• **Aim of the exercise**
Restate the records below word for word.

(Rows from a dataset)
########################################

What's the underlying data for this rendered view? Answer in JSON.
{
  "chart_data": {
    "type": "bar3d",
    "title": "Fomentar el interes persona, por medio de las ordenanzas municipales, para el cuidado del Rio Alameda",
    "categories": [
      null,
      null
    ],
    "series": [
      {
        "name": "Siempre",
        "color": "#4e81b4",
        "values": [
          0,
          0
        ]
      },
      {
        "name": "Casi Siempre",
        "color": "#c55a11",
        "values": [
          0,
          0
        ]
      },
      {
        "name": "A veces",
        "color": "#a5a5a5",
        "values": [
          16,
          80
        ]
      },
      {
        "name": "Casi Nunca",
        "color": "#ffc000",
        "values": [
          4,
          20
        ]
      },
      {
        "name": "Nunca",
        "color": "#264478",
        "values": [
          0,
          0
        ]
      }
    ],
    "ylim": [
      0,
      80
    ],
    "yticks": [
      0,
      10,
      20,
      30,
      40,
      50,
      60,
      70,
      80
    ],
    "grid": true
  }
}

########################################

• **Result below**
What's the underlying data for this rendered view? Answer in JSON.
{
  "chart_data": {
    "type": "bar3d",
    "title": "Fomentar el interes persona, por medio de las ordenanzas municipales, para el cuidado del Rio Alameda",
    "categories": [
      null,
      null
    ],
    "series": [
      {
        "name": "Siempre",
        "color": "#4e81b4",
        "values": [
          0,
          0
        ]
      },
      {
        "name": "Casi Siempre",
        "color": "#c55a11",
        "values": [
          0,
          0
        ]
      },
      {
        "name": "A veces",
        "color": "#a5a5a5",
        "values": [
          16,
          80
        ]
      },
      {
        "name": "Casi Nunca",
        "color": "#ffc000",
        "values": [
          4,
          20
        ]
      },
      {
        "name": "Nunca",
        "color": "#264478",
        "values": [
          0,
          0
        ]
      }
    ],
    "ylim": [
      0,
      80
    ],
    "yticks": [
      0,
      10,
      20,
      30,
      40,
      50,
      60,
      70,
      80
    ],
    "grid": true
  }
}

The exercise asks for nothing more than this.